EXERCISE INSTRUCTIONS ▸ Restate every entry word for word.

RECORDS SUPPLIED ▸
* BEGIN *

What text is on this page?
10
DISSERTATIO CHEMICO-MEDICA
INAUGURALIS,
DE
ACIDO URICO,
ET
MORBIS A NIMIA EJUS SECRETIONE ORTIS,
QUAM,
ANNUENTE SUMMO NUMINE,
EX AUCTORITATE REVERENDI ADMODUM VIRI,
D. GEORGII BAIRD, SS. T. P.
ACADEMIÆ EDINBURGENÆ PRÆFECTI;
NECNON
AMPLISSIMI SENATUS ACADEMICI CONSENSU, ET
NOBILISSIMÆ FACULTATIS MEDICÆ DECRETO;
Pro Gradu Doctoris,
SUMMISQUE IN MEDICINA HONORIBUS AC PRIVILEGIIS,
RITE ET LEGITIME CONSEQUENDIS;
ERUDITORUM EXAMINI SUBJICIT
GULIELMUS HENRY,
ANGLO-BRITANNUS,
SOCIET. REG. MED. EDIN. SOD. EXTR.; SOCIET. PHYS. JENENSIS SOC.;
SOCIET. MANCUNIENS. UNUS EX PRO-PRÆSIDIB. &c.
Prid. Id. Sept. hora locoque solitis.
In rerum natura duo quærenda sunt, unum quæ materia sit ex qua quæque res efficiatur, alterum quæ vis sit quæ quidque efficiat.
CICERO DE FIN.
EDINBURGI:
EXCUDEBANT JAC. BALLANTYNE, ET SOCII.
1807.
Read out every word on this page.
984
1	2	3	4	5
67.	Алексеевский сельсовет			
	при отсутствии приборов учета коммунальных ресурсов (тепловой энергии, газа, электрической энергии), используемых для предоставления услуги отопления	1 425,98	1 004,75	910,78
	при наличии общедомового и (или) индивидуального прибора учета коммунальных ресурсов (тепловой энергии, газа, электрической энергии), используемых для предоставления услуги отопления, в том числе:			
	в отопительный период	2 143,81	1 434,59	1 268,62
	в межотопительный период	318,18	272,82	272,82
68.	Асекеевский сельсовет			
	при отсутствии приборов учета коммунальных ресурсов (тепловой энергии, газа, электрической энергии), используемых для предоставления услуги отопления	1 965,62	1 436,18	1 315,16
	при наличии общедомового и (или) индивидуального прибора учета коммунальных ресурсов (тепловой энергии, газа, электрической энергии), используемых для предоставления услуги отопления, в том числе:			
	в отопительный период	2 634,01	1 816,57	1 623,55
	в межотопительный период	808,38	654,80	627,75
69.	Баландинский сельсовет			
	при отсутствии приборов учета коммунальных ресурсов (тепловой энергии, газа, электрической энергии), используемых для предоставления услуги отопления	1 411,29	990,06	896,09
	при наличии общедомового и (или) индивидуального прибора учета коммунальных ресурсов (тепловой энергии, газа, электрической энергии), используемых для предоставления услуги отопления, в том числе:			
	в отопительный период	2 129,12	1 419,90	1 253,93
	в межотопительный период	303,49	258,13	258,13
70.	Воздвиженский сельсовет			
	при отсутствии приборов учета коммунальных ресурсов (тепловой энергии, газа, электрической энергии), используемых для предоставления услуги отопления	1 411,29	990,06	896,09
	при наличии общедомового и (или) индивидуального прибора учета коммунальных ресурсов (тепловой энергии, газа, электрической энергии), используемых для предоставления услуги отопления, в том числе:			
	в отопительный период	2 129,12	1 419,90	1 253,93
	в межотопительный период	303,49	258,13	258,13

* END *

THE REPLY ▸
What text is on this page?
10
DISSERTATIO CHEMICO-MEDICA
INAUGURALIS,
DE
ACIDO URICO,
ET
MORBIS A NIMIA EJUS SECRETIONE ORTIS,
QUAM,
ANNUENTE SUMMO NUMINE,
EX AUCTORITATE REVERENDI ADMODUM VIRI,
D. GEORGII BAIRD, SS. T. P.
ACADEMIÆ EDINBURGENÆ PRÆFECTI;
NECNON
AMPLISSIMI SENATUS ACADEMICI CONSENSU, ET
NOBILISSIMÆ FACULTATIS MEDICÆ DECRETO;
Pro Gradu Doctoris,
SUMMISQUE IN MEDICINA HONORIBUS AC PRIVILEGIIS,
RITE ET LEGITIME CONSEQUENDIS;
ERUDITORUM EXAMINI SUBJICIT
GULIELMUS HENRY,
ANGLO-BRITANNUS,
SOCIET. REG. MED. EDIN. SOD. EXTR.; SOCIET. PHYS. JENENSIS SOC.;
SOCIET. MANCUNIENS. UNUS EX PRO-PRÆSIDIB. &c.
Prid. Id. Sept. hora locoque solitis.
In rerum natura duo quærenda sunt, unum quæ materia sit ex qua quæque res efficiatur, alterum quæ vis sit quæ quidque efficiat.
CICERO DE FIN.
EDINBURGI:
EXCUDEBANT JAC. BALLANTYNE, ET SOCII.
1807.
Read out every word on this page.
984
1	2	3	4	5
67.	Алексеевский сельсовет			
	при отсутствии приборов учета коммунальных ресурсов (тепловой энергии, газа, электрической энергии), используемых для предоставления услуги отопления	1 425,98	1 004,75	910,78
	при наличии общедомового и (или) индивидуального прибора учета коммунальных ресурсов (тепловой энергии, газа, электрической энергии), используемых для предоставления услуги отопления, в том числе:			
	в отопительный период	2 143,81	1 434,59	1 268,62
	в межотопительный период	318,18	272,82	272,82
68.	Асекеевский сельсовет			
	при отсутствии приборов учета коммунальных ресурсов (тепловой энергии, газа, электрической энергии), используемых для предоставления услуги отопления	1 965,62	1 436,18	1 315,16
	при наличии общедомового и (или) индивидуального прибора учета коммунальных ресурсов (тепловой энергии, газа, электрической энергии), используемых для предоставления услуги отопления, в том числе:			
	в отопительный период	2 634,01	1 816,57	1 623,55
	в межотопительный период	808,38	654,80	627,75
69.	Баландинский сельсовет			
	при отсутствии приборов учета коммунальных ресурсов (тепловой энергии, газа, электрической энергии), используемых для предоставления услуги отопления	1 411,29	990,06	896,09
	при наличии общедомового и (или) индивидуального прибора учета коммунальных ресурсов (тепловой энергии, газа, электрической энергии), используемых для предоставления услуги отопления, в том числе:			
	в отопительный период	2 129,12	1 419,90	1 253,93
	в межотопительный период	303,49	258,13	258,13
70.	Воздвиженский сельсовет			
	при отсутствии приборов учета коммунальных ресурсов (тепловой энергии, газа, электрической энергии), используемых для предоставления услуги отопления	1 411,29	990,06	896,09
	при наличии общедомового и (или) индивидуального прибора учета коммунальных ресурсов (тепловой энергии, газа, электрической энергии), используемых для предоставления услуги отопления, в том числе:			
	в отопительный период	2 129,12	1 419,90	1 253,93
	в межотопительный период	303,49	258,13	258,13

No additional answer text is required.